## WRITTEN EXERCISE
Restate the records below word for word.

## PROVIDED ENTRIES
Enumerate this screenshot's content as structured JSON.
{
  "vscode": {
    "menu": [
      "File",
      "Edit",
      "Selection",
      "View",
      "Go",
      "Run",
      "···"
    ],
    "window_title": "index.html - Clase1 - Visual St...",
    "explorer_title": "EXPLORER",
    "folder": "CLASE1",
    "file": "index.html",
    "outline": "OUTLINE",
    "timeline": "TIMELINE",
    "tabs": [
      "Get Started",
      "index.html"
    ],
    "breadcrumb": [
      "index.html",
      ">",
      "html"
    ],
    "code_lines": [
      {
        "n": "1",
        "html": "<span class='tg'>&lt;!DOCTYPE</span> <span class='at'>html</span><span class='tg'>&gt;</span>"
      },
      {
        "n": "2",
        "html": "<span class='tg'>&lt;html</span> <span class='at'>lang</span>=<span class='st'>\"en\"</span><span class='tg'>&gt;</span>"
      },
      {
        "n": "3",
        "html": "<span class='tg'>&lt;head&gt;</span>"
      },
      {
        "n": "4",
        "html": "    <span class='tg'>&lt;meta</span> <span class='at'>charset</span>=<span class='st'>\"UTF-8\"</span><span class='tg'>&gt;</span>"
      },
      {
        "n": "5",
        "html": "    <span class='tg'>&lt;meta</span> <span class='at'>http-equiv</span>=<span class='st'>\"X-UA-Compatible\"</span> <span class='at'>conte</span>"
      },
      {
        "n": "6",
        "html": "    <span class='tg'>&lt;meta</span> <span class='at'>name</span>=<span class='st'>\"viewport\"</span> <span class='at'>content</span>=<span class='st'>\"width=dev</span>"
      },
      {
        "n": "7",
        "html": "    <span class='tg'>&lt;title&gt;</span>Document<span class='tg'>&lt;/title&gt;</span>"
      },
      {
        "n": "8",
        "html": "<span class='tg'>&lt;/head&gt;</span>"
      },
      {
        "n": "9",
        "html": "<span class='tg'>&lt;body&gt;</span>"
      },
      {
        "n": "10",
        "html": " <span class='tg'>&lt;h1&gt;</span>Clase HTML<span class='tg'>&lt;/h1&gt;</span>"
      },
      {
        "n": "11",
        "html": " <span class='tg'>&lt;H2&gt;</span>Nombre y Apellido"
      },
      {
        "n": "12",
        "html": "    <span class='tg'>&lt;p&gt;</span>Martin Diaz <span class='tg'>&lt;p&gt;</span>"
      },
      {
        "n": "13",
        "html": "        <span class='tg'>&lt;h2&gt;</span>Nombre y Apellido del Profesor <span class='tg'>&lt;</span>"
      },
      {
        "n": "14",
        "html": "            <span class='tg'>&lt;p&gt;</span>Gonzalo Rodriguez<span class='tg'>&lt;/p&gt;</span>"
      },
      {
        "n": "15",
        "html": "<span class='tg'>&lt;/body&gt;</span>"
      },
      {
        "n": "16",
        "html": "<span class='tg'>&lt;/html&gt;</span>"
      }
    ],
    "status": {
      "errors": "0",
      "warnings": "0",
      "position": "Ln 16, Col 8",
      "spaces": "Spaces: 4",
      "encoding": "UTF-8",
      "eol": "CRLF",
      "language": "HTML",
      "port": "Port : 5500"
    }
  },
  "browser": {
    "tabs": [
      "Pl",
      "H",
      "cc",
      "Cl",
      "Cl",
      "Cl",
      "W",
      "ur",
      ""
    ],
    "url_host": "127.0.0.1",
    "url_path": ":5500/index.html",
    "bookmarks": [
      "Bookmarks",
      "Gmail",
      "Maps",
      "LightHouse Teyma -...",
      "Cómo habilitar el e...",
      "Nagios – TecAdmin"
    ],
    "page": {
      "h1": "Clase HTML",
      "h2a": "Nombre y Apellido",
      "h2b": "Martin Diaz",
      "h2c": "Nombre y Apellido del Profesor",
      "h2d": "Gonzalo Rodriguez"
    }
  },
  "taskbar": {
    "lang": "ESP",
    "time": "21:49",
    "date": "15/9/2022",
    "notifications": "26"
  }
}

## SOLUTION FOR THIS TASK
Enumerate this screenshot's content as structured JSON.
{
  "vscode": {
    "menu": [
      "File",
      "Edit",
      "Selection",
      "View",
      "Go",
      "Run",
      "···"
    ],
    "window_title": "index.html - Clase1 - Visual St...",
    "explorer_title": "EXPLORER",
    "folder": "CLASE1",
    "file": "index.html",
    "outline": "OUTLINE",
    "timeline": "TIMELINE",
    "tabs": [
      "Get Started",
      "index.html"
    ],
    "breadcrumb": [
      "index.html",
      ">",
      "html"
    ],
    "code_lines": [
      {
        "n": "1",
        "html": "<span class='tg'>&lt;!DOCTYPE</span> <span class='at'>html</span><span class='tg'>&gt;</span>"
      },
      {
        "n": "2",
        "html": "<span class='tg'>&lt;html</span> <span class='at'>lang</span>=<span class='st'>\"en\"</span><span class='tg'>&gt;</span>"
      },
      {
        "n": "3",
        "html": "<span class='tg'>&lt;head&gt;</span>"
      },
      {
        "n": "4",
        "html": "    <span class='tg'>&lt;meta</span> <span class='at'>charset</span>=<span class='st'>\"UTF-8\"</span><span class='tg'>&gt;</span>"
      },
      {
        "n": "5",
        "html": "    <span class='tg'>&lt;meta</span> <span class='at'>http-equiv</span>=<span class='st'>\"X-UA-Compatible\"</span> <span class='at'>conte</span>"
      },
      {
        "n": "6",
        "html": "    <span class='tg'>&lt;meta</span> <span class='at'>name</span>=<span class='st'>\"viewport\"</span> <span class='at'>content</span>=<span class='st'>\"width=dev</span>"
      },
      {
        "n": "7",
        "html": "    <span class='tg'>&lt;title&gt;</span>Document<span class='tg'>&lt;/title&gt;</span>"
      },
      {
        "n": "8",
        "html": "<span class='tg'>&lt;/head&gt;</span>"
      },
      {
        "n": "9",
        "html": "<span class='tg'>&lt;body&gt;</span>"
      },
      {
        "n": "10",
        "html": " <span class='tg'>&lt;h1&gt;</span>Clase HTML<span class='tg'>&lt;/h1&gt;</span>"
      },
      {
        "n": "11",
        "html": " <span class='tg'>&lt;H2&gt;</span>Nombre y Apellido"
      },
      {
        "n": "12",
        "html": "    <span class='tg'>&lt;p&gt;</span>Martin Diaz <span class='tg'>&lt;p&gt;</span>"
      },
      {
        "n": "13",
        "html": "        <span class='tg'>&lt;h2&gt;</span>Nombre y Apellido del Profesor <span class='tg'>&lt;</span>"
      },
      {
        "n": "14",
        "html": "            <span class='tg'>&lt;p&gt;</span>Gonzalo Rodriguez<span class='tg'>&lt;/p&gt;</span>"
      },
      {
        "n": "15",
        "html": "<span class='tg'>&lt;/body&gt;</span>"
      },
      {
        "n": "16",
        "html": "<span class='tg'>&lt;/html&gt;</span>"
      }
    ],
    "status": {
      "errors": "0",
      "warnings": "0",
      "position": "Ln 16, Col 8",
      "spaces": "Spaces: 4",
      "encoding": "UTF-8",
      "eol": "CRLF",
      "language": "HTML",
      "port": "Port : 5500"
    }
  },
  "browser": {
    "tabs": [
      "Pl",
      "H",
      "cc",
      "Cl",
      "Cl",
      "Cl",
      "W",
      "ur",
      ""
    ],
    "url_host": "127.0.0.1",
    "url_path": ":5500/index.html",
    "bookmarks": [
      "Bookmarks",
      "Gmail",
      "Maps",
      "LightHouse Teyma -...",
      "Cómo habilitar el e...",
      "Nagios – TecAdmin"
    ],
    "page": {
      "h1": "Clase HTML",
      "h2a": "Nombre y Apellido",
      "h2b": "Martin Diaz",
      "h2c": "Nombre y Apellido del Profesor",
      "h2d": "Gonzalo Rodriguez"
    }
  },
  "taskbar": {
    "lang": "ESP",
    "time": "21:49",
    "date": "15/9/2022",
    "notifications": "26"
  }
}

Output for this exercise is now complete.